* _EXERCISE_
Would you repeat the listing exactly but omit every picture?

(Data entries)
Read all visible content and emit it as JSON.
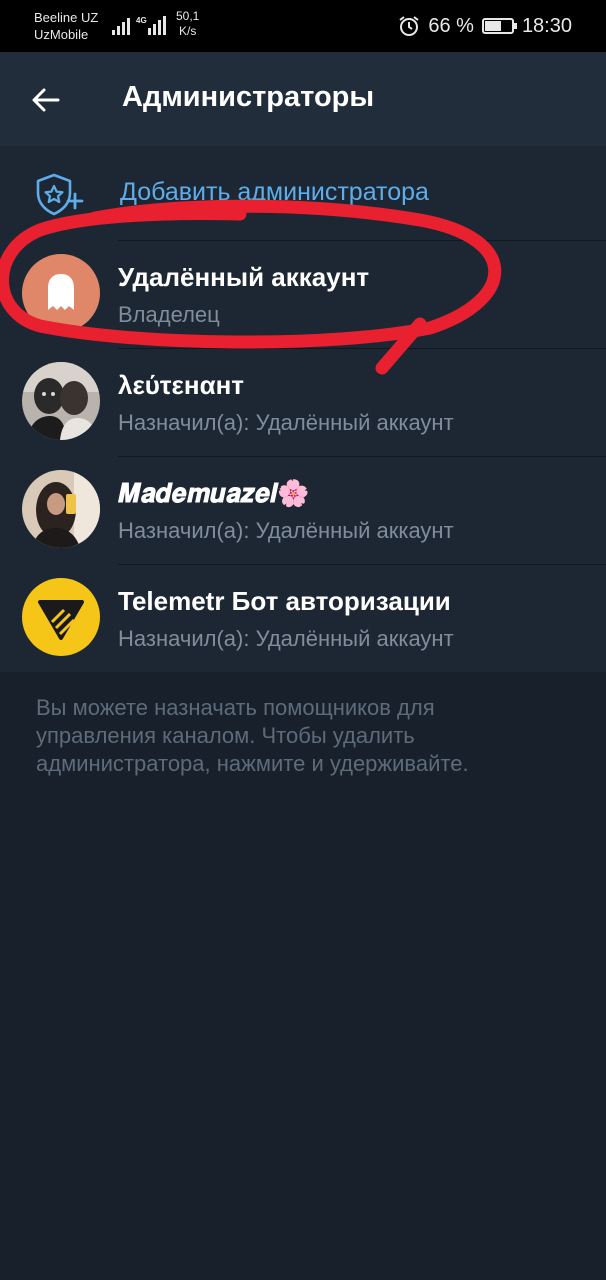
{
  "status_bar": {
    "carrier_1": "Beeline UZ",
    "carrier_2": "UzMobile",
    "net_badge": "4G",
    "speed_value": "50,1",
    "speed_unit": "K/s",
    "battery_text": "66 %",
    "battery_level": 0.66,
    "time": "18:30",
    "icons": [
      "signal-icon",
      "alarm-icon",
      "battery-icon"
    ]
  },
  "header": {
    "title": "Администраторы",
    "back_icon": "arrow-left-icon"
  },
  "add_admin": {
    "label": "Добавить администратора",
    "icon": "shield-star-add-icon"
  },
  "admins": [
    {
      "name": "Удалённый аккаунт",
      "subtitle": "Владелец",
      "avatar": "ghost-icon",
      "avatar_color": "#e0876a"
    },
    {
      "name": "λεύτεнαнт",
      "subtitle": "Назначил(а): Удалённый аккаунт",
      "avatar": "photo"
    },
    {
      "name": "𝑴𝒂𝒅𝒆𝒎𝒖𝒂𝒛𝒆𝒍🌸",
      "subtitle": "Назначил(а): Удалённый аккаунт",
      "avatar": "photo"
    },
    {
      "name": "Telemetr Бот авторизации",
      "subtitle": "Назначил(а): Удалённый аккаунт",
      "avatar": "telemetr-logo-icon",
      "avatar_color": "#f5c518"
    }
  ],
  "footer_text": "Вы можете назначать помощников для управления каналом. Чтобы удалить администратора, нажмите и удерживайте.",
  "colors": {
    "accent": "#5eadea",
    "background": "#18202b",
    "list_background": "#1d2733",
    "annotation": "#e8202f"
  }
}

* _FINISHED TASK_
Read all visible content and emit it as JSON.
{
  "status_bar": {
    "carrier_1": "Beeline UZ",
    "carrier_2": "UzMobile",
    "net_badge": "4G",
    "speed_value": "50,1",
    "speed_unit": "K/s",
    "battery_text": "66 %",
    "battery_level": 0.66,
    "time": "18:30",
    "icons": [
      "signal-icon",
      "alarm-icon",
      "battery-icon"
    ]
  },
  "header": {
    "title": "Администраторы",
    "back_icon": "arrow-left-icon"
  },
  "add_admin": {
    "label": "Добавить администратора",
    "icon": "shield-star-add-icon"
  },
  "admins": [
    {
      "name": "Удалённый аккаунт",
      "subtitle": "Владелец",
      "avatar": "ghost-icon",
      "avatar_color": "#e0876a"
    },
    {
      "name": "λεύτεнαнт",
      "subtitle": "Назначил(а): Удалённый аккаунт",
      "avatar": "photo"
    },
    {
      "name": "𝑴𝒂𝒅𝒆𝒎𝒖𝒂𝒛𝒆𝒍🌸",
      "subtitle": "Назначил(а): Удалённый аккаунт",
      "avatar": "photo"
    },
    {
      "name": "Telemetr Бот авторизации",
      "subtitle": "Назначил(а): Удалённый аккаунт",
      "avatar": "telemetr-logo-icon",
      "avatar_color": "#f5c518"
    }
  ],
  "footer_text": "Вы можете назначать помощников для управления каналом. Чтобы удалить администратора, нажмите и удерживайте.",
  "colors": {
    "accent": "#5eadea",
    "background": "#18202b",
    "list_background": "#1d2733",
    "annotation": "#e8202f"
  }
}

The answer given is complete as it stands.